> _Goal_: Report how many lines contain "term", with no other words.

________

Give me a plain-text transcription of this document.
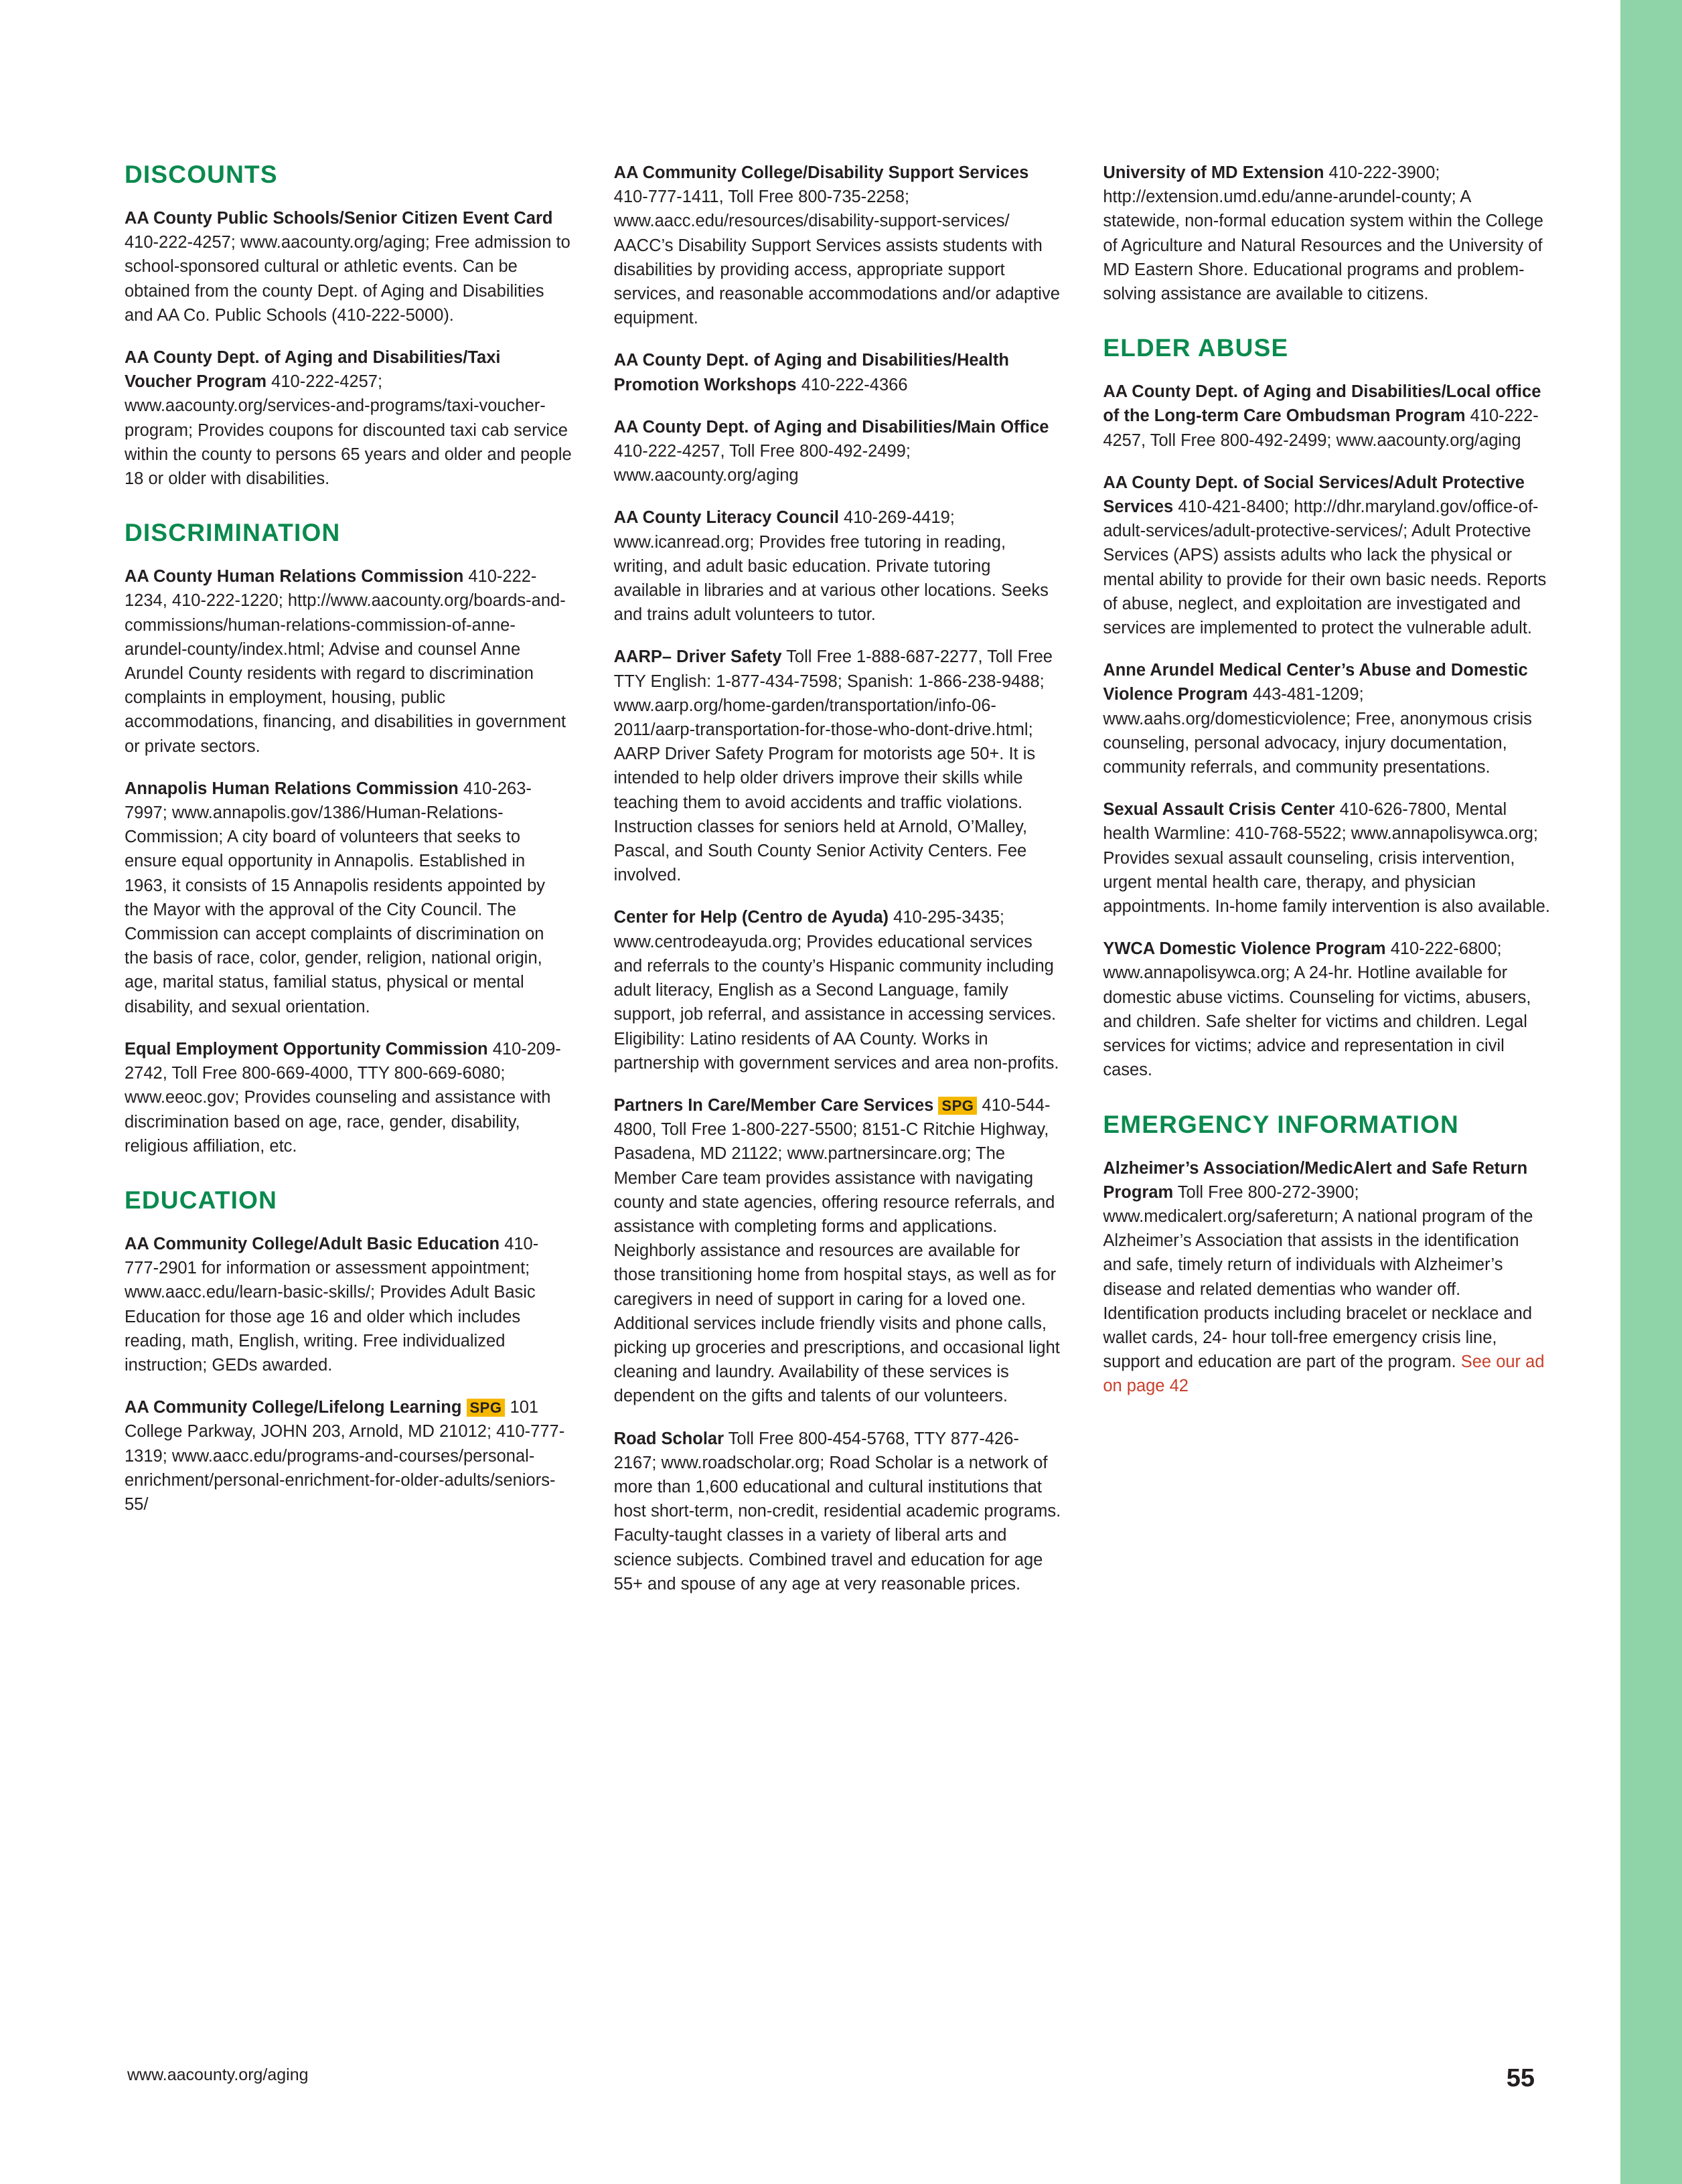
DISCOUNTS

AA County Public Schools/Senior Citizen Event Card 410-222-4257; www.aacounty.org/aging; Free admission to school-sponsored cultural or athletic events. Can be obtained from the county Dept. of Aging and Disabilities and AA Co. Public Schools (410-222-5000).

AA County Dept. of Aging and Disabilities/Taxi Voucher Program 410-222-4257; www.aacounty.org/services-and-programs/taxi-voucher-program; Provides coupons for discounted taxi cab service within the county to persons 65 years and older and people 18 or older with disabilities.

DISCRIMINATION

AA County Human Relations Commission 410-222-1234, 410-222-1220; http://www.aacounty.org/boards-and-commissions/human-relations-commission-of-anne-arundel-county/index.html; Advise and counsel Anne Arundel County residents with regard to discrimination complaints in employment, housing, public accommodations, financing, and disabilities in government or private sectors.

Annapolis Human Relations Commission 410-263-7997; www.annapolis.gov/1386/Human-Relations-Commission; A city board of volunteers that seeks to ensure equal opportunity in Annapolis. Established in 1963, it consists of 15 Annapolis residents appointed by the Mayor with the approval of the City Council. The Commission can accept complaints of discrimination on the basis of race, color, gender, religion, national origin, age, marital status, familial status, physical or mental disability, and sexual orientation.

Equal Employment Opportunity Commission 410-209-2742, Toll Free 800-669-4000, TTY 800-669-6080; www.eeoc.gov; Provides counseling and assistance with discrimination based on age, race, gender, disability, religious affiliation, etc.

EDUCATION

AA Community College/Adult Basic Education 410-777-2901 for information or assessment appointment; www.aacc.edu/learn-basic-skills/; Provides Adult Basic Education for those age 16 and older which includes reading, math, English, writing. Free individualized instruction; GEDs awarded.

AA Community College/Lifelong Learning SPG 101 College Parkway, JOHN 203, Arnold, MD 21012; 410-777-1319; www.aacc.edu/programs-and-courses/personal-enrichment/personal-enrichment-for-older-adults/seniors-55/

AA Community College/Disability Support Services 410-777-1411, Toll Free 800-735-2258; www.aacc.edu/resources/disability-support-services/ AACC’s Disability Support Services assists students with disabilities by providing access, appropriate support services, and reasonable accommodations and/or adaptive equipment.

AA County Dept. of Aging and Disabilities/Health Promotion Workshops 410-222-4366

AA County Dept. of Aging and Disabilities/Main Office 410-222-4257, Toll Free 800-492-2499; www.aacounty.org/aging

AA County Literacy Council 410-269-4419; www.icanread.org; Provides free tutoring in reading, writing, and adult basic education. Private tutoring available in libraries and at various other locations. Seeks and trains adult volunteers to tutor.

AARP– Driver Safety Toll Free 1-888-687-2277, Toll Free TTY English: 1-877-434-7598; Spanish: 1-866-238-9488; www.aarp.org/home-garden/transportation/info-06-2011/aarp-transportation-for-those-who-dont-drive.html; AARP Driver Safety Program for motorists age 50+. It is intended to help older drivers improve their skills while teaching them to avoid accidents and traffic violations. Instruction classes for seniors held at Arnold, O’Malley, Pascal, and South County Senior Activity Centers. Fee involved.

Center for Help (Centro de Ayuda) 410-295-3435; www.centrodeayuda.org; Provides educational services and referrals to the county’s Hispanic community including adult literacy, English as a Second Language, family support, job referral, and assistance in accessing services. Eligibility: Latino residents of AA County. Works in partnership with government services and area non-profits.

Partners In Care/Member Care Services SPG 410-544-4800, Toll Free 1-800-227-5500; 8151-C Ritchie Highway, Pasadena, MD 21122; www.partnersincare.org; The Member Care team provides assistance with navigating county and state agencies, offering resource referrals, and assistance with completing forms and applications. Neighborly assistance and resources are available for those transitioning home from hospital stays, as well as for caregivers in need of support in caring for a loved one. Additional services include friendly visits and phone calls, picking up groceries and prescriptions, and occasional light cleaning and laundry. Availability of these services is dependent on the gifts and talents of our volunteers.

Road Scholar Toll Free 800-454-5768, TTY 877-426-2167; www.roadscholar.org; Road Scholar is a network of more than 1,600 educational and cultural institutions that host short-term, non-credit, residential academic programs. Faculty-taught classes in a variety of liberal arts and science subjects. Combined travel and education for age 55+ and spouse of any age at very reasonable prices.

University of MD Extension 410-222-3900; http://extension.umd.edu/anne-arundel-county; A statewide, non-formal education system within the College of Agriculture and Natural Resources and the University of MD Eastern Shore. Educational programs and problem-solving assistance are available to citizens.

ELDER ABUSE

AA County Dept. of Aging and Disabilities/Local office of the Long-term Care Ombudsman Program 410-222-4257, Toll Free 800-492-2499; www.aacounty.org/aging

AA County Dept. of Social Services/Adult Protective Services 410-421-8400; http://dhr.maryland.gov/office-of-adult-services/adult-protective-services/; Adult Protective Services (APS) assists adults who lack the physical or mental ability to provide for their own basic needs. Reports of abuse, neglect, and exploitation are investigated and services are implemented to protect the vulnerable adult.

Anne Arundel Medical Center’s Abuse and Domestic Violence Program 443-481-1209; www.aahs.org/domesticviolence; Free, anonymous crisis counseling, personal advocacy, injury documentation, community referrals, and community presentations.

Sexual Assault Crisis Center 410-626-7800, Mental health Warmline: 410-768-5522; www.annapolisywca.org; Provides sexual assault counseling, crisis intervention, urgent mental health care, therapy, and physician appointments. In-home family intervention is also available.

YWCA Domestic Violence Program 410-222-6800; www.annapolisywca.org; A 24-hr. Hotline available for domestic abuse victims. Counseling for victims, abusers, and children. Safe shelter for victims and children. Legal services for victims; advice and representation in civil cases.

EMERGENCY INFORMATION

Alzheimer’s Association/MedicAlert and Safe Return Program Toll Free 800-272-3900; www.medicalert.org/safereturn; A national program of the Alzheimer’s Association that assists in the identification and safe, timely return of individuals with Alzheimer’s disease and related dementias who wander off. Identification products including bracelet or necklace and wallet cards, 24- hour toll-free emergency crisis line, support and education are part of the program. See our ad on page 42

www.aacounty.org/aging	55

________

> _Correct output_: 2